-- Start SUPPLIED DATA --

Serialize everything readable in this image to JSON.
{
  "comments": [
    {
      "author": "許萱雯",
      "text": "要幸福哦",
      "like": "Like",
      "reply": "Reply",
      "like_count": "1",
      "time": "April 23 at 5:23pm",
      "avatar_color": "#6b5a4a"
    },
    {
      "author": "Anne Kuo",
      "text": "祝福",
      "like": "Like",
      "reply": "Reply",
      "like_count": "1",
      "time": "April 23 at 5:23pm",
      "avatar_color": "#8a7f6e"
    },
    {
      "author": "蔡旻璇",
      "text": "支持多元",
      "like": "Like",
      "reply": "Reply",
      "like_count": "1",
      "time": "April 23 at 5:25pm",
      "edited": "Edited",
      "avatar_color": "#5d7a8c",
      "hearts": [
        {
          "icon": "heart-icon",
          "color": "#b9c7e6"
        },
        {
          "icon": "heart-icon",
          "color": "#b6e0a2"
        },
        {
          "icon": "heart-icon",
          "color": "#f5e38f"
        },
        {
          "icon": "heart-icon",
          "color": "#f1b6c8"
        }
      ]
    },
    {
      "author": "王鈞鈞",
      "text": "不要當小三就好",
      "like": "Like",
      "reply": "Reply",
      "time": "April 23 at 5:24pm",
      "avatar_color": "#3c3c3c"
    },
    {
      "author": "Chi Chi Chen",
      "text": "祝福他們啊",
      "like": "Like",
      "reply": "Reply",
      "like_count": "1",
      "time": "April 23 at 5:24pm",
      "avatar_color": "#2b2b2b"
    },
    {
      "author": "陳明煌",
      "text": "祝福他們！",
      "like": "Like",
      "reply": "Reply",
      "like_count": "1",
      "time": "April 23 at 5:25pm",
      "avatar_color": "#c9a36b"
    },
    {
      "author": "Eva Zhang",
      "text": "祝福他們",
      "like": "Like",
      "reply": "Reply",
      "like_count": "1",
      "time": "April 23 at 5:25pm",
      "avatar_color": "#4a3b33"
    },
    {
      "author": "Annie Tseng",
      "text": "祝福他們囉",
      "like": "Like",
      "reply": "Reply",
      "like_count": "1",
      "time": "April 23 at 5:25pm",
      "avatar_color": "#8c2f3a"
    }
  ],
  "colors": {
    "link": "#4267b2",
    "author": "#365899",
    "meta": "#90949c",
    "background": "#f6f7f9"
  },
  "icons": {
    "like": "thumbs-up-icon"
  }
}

-- End SUPPLIED DATA --

WHAT THE TASK REQUIRES: Return all of the entries exactly as written.

OUTPUT OF THE EXERCISE:
Serialize everything readable in this image to JSON.
{
  "comments": [
    {
      "author": "許萱雯",
      "text": "要幸福哦",
      "like": "Like",
      "reply": "Reply",
      "like_count": "1",
      "time": "April 23 at 5:23pm",
      "avatar_color": "#6b5a4a"
    },
    {
      "author": "Anne Kuo",
      "text": "祝福",
      "like": "Like",
      "reply": "Reply",
      "like_count": "1",
      "time": "April 23 at 5:23pm",
      "avatar_color": "#8a7f6e"
    },
    {
      "author": "蔡旻璇",
      "text": "支持多元",
      "like": "Like",
      "reply": "Reply",
      "like_count": "1",
      "time": "April 23 at 5:25pm",
      "edited": "Edited",
      "avatar_color": "#5d7a8c",
      "hearts": [
        {
          "icon": "heart-icon",
          "color": "#b9c7e6"
        },
        {
          "icon": "heart-icon",
          "color": "#b6e0a2"
        },
        {
          "icon": "heart-icon",
          "color": "#f5e38f"
        },
        {
          "icon": "heart-icon",
          "color": "#f1b6c8"
        }
      ]
    },
    {
      "author": "王鈞鈞",
      "text": "不要當小三就好",
      "like": "Like",
      "reply": "Reply",
      "time": "April 23 at 5:24pm",
      "avatar_color": "#3c3c3c"
    },
    {
      "author": "Chi Chi Chen",
      "text": "祝福他們啊",
      "like": "Like",
      "reply": "Reply",
      "like_count": "1",
      "time": "April 23 at 5:24pm",
      "avatar_color": "#2b2b2b"
    },
    {
      "author": "陳明煌",
      "text": "祝福他們！",
      "like": "Like",
      "reply": "Reply",
      "like_count": "1",
      "time": "April 23 at 5:25pm",
      "avatar_color": "#c9a36b"
    },
    {
      "author": "Eva Zhang",
      "text": "祝福他們",
      "like": "Like",
      "reply": "Reply",
      "like_count": "1",
      "time": "April 23 at 5:25pm",
      "avatar_color": "#4a3b33"
    },
    {
      "author": "Annie Tseng",
      "text": "祝福他們囉",
      "like": "Like",
      "reply": "Reply",
      "like_count": "1",
      "time": "April 23 at 5:25pm",
      "avatar_color": "#8c2f3a"
    }
  ],
  "colors": {
    "link": "#4267b2",
    "author": "#365899",
    "meta": "#90949c",
    "background": "#f6f7f9"
  },
  "icons": {
    "like": "thumbs-up-icon"
  }
}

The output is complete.